** start Exercise data **

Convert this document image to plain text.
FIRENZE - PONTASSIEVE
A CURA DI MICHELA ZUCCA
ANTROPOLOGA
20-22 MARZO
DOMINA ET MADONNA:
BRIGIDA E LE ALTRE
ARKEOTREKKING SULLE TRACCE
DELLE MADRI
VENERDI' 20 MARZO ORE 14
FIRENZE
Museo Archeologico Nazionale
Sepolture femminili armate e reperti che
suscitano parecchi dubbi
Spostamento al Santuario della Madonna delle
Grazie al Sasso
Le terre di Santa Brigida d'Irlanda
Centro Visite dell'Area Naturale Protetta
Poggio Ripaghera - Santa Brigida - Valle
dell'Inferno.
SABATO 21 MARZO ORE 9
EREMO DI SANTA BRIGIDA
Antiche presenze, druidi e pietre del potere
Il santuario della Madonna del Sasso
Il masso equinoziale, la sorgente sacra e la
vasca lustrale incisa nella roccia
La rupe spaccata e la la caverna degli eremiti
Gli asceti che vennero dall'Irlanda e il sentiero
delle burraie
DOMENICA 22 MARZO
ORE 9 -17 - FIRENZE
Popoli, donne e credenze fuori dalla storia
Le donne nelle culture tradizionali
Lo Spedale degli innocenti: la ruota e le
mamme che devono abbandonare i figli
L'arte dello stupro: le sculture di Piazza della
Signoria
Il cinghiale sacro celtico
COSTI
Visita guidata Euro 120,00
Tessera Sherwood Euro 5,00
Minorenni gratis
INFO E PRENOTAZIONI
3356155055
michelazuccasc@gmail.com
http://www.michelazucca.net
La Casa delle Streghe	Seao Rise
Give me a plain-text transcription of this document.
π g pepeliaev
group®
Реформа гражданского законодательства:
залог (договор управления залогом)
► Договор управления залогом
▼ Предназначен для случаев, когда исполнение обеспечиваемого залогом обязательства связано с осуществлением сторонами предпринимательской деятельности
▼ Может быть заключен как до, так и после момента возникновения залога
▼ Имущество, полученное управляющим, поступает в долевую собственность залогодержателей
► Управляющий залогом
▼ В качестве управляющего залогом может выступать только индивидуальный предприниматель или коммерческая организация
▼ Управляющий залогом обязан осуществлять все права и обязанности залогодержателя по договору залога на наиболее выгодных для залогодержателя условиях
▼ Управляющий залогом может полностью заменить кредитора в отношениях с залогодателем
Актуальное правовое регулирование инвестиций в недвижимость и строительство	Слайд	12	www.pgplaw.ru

** end Exercise data **

● Exercise prompt:
Tally how many lines of the data include the word "FIRENZE". Write the number and nothing else.

● Result of the exercise:
3